[Collected data]
╭──

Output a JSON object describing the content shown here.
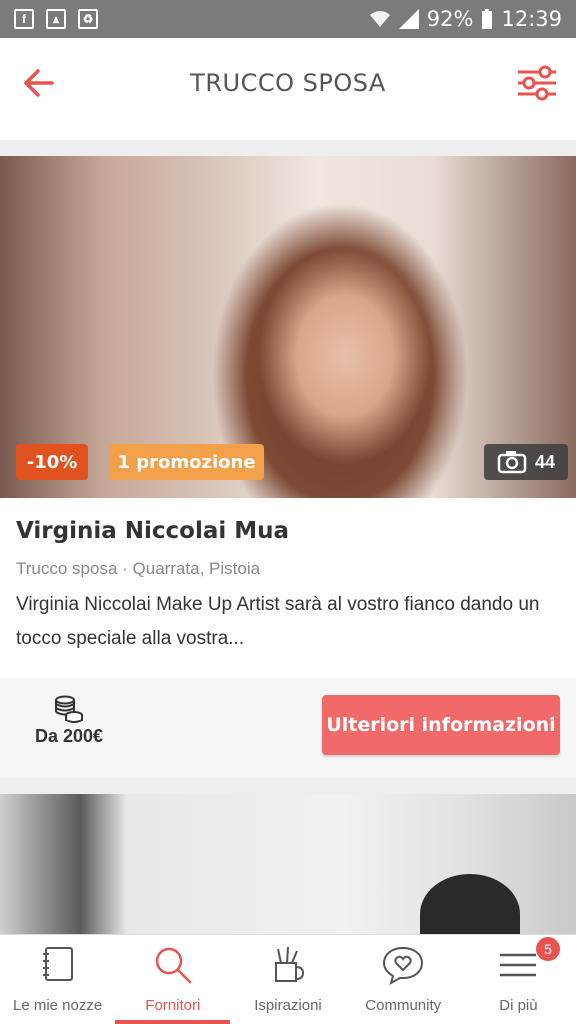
{
  "status_bar": {
    "battery": "92%",
    "time": "12:39"
  },
  "app_bar": {
    "title": "TRUCCO SPOSA"
  },
  "vendor": {
    "badge_discount": "-10%",
    "badge_promo": "1 promozione",
    "photo_count": "44",
    "name": "Virginia Niccolai Mua",
    "meta": "Trucco sposa · Quarrata, Pistoia",
    "description": "Virginia Niccolai Make Up Artist sarà al vostro fianco dando un tocco speciale alla vostra...",
    "price": "Da 200€",
    "cta": "Ulteriori informazioni"
  },
  "colors": {
    "accent": "#e8534f",
    "cta": "#f06a6a",
    "discount": "#e0531f",
    "promo": "#f2a04a"
  },
  "bottom_nav": {
    "items": [
      {
        "label": "Le mie nozze",
        "icon": "notebook-icon"
      },
      {
        "label": "Fornitori",
        "icon": "search-icon",
        "active": true
      },
      {
        "label": "Ispirazioni",
        "icon": "pencil-cup-icon"
      },
      {
        "label": "Community",
        "icon": "chat-heart-icon"
      },
      {
        "label": "Di più",
        "icon": "menu-icon",
        "badge": "5"
      }
    ]
  }
}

╰──

_What this task involves_:
Reproduce the material word for word. Any pictures should be left out of the copy.

_Written reply_:
Output a JSON object describing the content shown here.
{
  "status_bar": {
    "battery": "92%",
    "time": "12:39"
  },
  "app_bar": {
    "title": "TRUCCO SPOSA"
  },
  "vendor": {
    "badge_discount": "-10%",
    "badge_promo": "1 promozione",
    "photo_count": "44",
    "name": "Virginia Niccolai Mua",
    "meta": "Trucco sposa · Quarrata, Pistoia",
    "description": "Virginia Niccolai Make Up Artist sarà al vostro fianco dando un tocco speciale alla vostra...",
    "price": "Da 200€",
    "cta": "Ulteriori informazioni"
  },
  "colors": {
    "accent": "#e8534f",
    "cta": "#f06a6a",
    "discount": "#e0531f",
    "promo": "#f2a04a"
  },
  "bottom_nav": {
    "items": [
      {
        "label": "Le mie nozze",
        "icon": "notebook-icon"
      },
      {
        "label": "Fornitori",
        "icon": "search-icon",
        "active": true
      },
      {
        "label": "Ispirazioni",
        "icon": "pencil-cup-icon"
      },
      {
        "label": "Community",
        "icon": "chat-heart-icon"
      },
      {
        "label": "Di più",
        "icon": "menu-icon",
        "badge": "5"
      }
    ]
  }
}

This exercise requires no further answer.